*REQUIREMENTS*
Write the material out again, line by line, exactly as it is.

*MATERIAL TO PROCESS*
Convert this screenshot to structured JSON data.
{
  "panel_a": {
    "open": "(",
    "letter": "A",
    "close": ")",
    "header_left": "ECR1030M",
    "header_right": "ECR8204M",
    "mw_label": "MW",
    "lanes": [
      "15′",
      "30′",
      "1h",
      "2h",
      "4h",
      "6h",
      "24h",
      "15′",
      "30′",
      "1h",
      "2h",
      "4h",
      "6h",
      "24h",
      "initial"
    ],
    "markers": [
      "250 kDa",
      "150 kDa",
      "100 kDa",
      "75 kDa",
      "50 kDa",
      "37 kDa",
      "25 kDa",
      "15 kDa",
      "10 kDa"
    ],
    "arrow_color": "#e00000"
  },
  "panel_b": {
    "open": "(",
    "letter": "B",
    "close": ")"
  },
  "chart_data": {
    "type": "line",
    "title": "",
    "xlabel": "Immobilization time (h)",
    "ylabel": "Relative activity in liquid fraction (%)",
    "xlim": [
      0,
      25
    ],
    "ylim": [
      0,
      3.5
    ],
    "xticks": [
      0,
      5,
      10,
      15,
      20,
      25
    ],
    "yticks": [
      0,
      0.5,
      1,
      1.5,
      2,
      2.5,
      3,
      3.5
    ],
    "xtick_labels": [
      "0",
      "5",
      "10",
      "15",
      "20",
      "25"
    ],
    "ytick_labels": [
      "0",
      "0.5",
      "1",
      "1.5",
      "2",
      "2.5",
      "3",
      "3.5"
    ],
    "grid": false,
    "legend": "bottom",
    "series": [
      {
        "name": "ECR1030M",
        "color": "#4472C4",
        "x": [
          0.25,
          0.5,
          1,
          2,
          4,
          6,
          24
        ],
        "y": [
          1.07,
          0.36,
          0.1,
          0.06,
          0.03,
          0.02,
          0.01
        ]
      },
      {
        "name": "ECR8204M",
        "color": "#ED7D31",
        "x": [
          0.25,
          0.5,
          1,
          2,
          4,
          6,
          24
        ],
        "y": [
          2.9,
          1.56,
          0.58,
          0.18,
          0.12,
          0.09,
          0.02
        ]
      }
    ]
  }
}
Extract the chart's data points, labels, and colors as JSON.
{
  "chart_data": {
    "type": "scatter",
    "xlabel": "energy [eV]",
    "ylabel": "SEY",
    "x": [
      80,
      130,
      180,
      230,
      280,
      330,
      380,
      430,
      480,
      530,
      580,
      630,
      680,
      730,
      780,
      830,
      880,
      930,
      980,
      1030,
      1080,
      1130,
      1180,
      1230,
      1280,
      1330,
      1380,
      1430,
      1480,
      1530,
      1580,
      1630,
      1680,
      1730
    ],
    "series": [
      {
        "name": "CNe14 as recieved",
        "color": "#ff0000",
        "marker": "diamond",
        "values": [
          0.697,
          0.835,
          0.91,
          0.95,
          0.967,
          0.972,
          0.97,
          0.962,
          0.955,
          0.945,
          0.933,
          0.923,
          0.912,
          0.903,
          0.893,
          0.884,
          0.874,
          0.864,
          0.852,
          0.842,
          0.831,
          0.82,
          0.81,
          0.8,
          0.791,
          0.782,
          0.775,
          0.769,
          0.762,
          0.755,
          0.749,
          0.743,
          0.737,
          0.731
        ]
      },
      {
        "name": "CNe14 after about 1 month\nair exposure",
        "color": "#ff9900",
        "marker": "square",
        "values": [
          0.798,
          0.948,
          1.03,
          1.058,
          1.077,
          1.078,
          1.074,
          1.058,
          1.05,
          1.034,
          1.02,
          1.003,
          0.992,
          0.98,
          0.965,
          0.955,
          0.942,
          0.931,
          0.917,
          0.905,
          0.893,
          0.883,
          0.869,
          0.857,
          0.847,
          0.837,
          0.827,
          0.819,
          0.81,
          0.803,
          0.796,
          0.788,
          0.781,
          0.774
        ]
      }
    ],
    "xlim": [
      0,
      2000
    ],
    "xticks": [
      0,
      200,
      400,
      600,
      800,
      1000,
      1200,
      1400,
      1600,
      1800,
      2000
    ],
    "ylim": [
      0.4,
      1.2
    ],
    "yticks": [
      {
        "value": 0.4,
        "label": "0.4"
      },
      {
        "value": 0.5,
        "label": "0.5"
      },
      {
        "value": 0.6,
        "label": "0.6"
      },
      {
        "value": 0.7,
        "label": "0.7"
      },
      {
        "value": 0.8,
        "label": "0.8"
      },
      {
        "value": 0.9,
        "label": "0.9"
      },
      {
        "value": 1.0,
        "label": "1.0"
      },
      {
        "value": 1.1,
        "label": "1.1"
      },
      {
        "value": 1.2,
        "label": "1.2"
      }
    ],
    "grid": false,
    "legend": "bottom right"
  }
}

*EXERCISE RESPONSE*
Convert this screenshot to structured JSON data.
{
  "panel_a": {
    "open": "(",
    "letter": "A",
    "close": ")",
    "header_left": "ECR1030M",
    "header_right": "ECR8204M",
    "mw_label": "MW",
    "lanes": [
      "15′",
      "30′",
      "1h",
      "2h",
      "4h",
      "6h",
      "24h",
      "15′",
      "30′",
      "1h",
      "2h",
      "4h",
      "6h",
      "24h",
      "initial"
    ],
    "markers": [
      "250 kDa",
      "150 kDa",
      "100 kDa",
      "75 kDa",
      "50 kDa",
      "37 kDa",
      "25 kDa",
      "15 kDa",
      "10 kDa"
    ],
    "arrow_color": "#e00000"
  },
  "panel_b": {
    "open": "(",
    "letter": "B",
    "close": ")"
  },
  "chart_data": {
    "type": "line",
    "title": "",
    "xlabel": "Immobilization time (h)",
    "ylabel": "Relative activity in liquid fraction (%)",
    "xlim": [
      0,
      25
    ],
    "ylim": [
      0,
      3.5
    ],
    "xticks": [
      0,
      5,
      10,
      15,
      20,
      25
    ],
    "yticks": [
      0,
      0.5,
      1,
      1.5,
      2,
      2.5,
      3,
      3.5
    ],
    "xtick_labels": [
      "0",
      "5",
      "10",
      "15",
      "20",
      "25"
    ],
    "ytick_labels": [
      "0",
      "0.5",
      "1",
      "1.5",
      "2",
      "2.5",
      "3",
      "3.5"
    ],
    "grid": false,
    "legend": "bottom",
    "series": [
      {
        "name": "ECR1030M",
        "color": "#4472C4",
        "x": [
          0.25,
          0.5,
          1,
          2,
          4,
          6,
          24
        ],
        "y": [
          1.07,
          0.36,
          0.1,
          0.06,
          0.03,
          0.02,
          0.01
        ]
      },
      {
        "name": "ECR8204M",
        "color": "#ED7D31",
        "x": [
          0.25,
          0.5,
          1,
          2,
          4,
          6,
          24
        ],
        "y": [
          2.9,
          1.56,
          0.58,
          0.18,
          0.12,
          0.09,
          0.02
        ]
      }
    ]
  }
}
Extract the chart's data points, labels, and colors as JSON.
{
  "chart_data": {
    "type": "scatter",
    "xlabel": "energy [eV]",
    "ylabel": "SEY",
    "x": [
      80,
      130,
      180,
      230,
      280,
      330,
      380,
      430,
      480,
      530,
      580,
      630,
      680,
      730,
      780,
      830,
      880,
      930,
      980,
      1030,
      1080,
      1130,
      1180,
      1230,
      1280,
      1330,
      1380,
      1430,
      1480,
      1530,
      1580,
      1630,
      1680,
      1730
    ],
    "series": [
      {
        "name": "CNe14 as recieved",
        "color": "#ff0000",
        "marker": "diamond",
        "values": [
          0.697,
          0.835,
          0.91,
          0.95,
          0.967,
          0.972,
          0.97,
          0.962,
          0.955,
          0.945,
          0.933,
          0.923,
          0.912,
          0.903,
          0.893,
          0.884,
          0.874,
          0.864,
          0.852,
          0.842,
          0.831,
          0.82,
          0.81,
          0.8,
          0.791,
          0.782,
          0.775,
          0.769,
          0.762,
          0.755,
          0.749,
          0.743,
          0.737,
          0.731
        ]
      },
      {
        "name": "CNe14 after about 1 month\nair exposure",
        "color": "#ff9900",
        "marker": "square",
        "values": [
          0.798,
          0.948,
          1.03,
          1.058,
          1.077,
          1.078,
          1.074,
          1.058,
          1.05,
          1.034,
          1.02,
          1.003,
          0.992,
          0.98,
          0.965,
          0.955,
          0.942,
          0.931,
          0.917,
          0.905,
          0.893,
          0.883,
          0.869,
          0.857,
          0.847,
          0.837,
          0.827,
          0.819,
          0.81,
          0.803,
          0.796,
          0.788,
          0.781,
          0.774
        ]
      }
    ],
    "xlim": [
      0,
      2000
    ],
    "xticks": [
      0,
      200,
      400,
      600,
      800,
      1000,
      1200,
      1400,
      1600,
      1800,
      2000
    ],
    "ylim": [
      0.4,
      1.2
    ],
    "yticks": [
      {
        "value": 0.4,
        "label": "0.4"
      },
      {
        "value": 0.5,
        "label": "0.5"
      },
      {
        "value": 0.6,
        "label": "0.6"
      },
      {
        "value": 0.7,
        "label": "0.7"
      },
      {
        "value": 0.8,
        "label": "0.8"
      },
      {
        "value": 0.9,
        "label": "0.9"
      },
      {
        "value": 1.0,
        "label": "1.0"
      },
      {
        "value": 1.1,
        "label": "1.1"
      },
      {
        "value": 1.2,
        "label": "1.2"
      }
    ],
    "grid": false,
    "legend": "bottom right"
  }
}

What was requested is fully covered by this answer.